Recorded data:
○ ○ ○ ○
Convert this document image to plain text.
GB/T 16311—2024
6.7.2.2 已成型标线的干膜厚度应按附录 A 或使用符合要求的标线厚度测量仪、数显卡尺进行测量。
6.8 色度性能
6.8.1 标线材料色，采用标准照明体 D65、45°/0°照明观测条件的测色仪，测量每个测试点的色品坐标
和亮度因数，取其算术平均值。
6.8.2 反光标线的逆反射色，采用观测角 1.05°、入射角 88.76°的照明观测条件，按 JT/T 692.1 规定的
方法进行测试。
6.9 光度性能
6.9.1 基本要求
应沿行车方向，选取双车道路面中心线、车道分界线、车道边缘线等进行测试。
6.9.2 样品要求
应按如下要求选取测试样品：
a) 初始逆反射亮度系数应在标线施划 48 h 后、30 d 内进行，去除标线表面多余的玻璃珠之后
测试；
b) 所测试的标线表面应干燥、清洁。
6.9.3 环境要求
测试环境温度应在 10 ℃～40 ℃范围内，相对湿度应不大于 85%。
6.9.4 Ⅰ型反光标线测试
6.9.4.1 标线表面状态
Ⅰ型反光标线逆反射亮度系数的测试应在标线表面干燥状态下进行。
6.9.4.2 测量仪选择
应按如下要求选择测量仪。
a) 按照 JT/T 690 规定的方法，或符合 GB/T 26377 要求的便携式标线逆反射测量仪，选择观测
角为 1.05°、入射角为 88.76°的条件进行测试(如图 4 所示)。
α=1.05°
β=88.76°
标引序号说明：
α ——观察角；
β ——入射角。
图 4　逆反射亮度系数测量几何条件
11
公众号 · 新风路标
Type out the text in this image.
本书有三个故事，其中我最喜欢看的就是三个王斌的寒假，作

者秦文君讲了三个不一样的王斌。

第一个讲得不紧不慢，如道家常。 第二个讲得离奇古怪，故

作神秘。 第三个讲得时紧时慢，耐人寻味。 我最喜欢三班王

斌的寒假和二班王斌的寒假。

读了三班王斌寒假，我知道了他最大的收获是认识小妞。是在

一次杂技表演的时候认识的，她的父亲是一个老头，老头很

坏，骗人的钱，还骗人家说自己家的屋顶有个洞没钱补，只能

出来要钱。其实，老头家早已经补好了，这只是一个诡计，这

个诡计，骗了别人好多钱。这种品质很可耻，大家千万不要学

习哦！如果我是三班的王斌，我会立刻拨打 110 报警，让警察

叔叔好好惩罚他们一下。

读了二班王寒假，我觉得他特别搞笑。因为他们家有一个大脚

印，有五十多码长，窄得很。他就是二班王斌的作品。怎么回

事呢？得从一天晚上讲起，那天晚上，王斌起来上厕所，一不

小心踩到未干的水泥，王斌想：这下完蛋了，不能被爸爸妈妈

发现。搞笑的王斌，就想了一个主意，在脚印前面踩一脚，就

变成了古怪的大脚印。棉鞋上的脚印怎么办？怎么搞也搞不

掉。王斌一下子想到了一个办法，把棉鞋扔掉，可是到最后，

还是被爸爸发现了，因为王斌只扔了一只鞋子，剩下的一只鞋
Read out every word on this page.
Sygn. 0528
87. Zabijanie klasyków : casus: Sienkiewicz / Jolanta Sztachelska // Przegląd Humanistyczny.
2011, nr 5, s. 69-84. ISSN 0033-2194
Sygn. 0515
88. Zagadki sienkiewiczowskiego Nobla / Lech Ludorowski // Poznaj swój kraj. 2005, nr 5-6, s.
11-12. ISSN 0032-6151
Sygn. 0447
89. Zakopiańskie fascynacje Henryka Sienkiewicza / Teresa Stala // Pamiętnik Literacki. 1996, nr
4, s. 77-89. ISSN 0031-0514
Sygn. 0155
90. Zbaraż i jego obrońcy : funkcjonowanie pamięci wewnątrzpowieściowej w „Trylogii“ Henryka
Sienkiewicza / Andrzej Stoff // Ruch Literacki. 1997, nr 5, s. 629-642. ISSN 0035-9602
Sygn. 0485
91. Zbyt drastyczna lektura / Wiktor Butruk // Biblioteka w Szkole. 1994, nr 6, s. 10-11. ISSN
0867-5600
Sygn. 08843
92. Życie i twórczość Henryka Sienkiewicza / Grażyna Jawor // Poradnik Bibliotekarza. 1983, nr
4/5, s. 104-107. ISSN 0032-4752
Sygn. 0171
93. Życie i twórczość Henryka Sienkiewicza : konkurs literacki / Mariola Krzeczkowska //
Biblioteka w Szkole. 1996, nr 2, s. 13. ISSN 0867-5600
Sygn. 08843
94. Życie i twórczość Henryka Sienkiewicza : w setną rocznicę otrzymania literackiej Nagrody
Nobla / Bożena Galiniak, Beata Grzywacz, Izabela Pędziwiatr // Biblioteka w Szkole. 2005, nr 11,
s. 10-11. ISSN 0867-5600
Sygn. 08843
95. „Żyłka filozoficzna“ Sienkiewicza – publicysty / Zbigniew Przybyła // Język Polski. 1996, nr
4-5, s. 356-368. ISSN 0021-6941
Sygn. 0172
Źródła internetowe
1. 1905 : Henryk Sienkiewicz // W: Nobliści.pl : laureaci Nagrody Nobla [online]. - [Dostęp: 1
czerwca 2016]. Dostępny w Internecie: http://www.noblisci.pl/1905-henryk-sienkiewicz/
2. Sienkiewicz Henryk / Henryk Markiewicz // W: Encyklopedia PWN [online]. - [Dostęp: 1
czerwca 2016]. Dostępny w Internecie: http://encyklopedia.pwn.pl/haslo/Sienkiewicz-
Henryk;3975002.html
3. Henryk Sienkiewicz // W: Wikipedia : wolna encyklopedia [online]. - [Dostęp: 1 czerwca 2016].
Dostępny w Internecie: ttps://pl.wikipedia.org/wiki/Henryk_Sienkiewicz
○ ○ ○ ○
EXERCISE DETAILS: Reply with the number of lines in the material above that contain "Nobla", and nothing more.

WRITTEN ANSWER: 3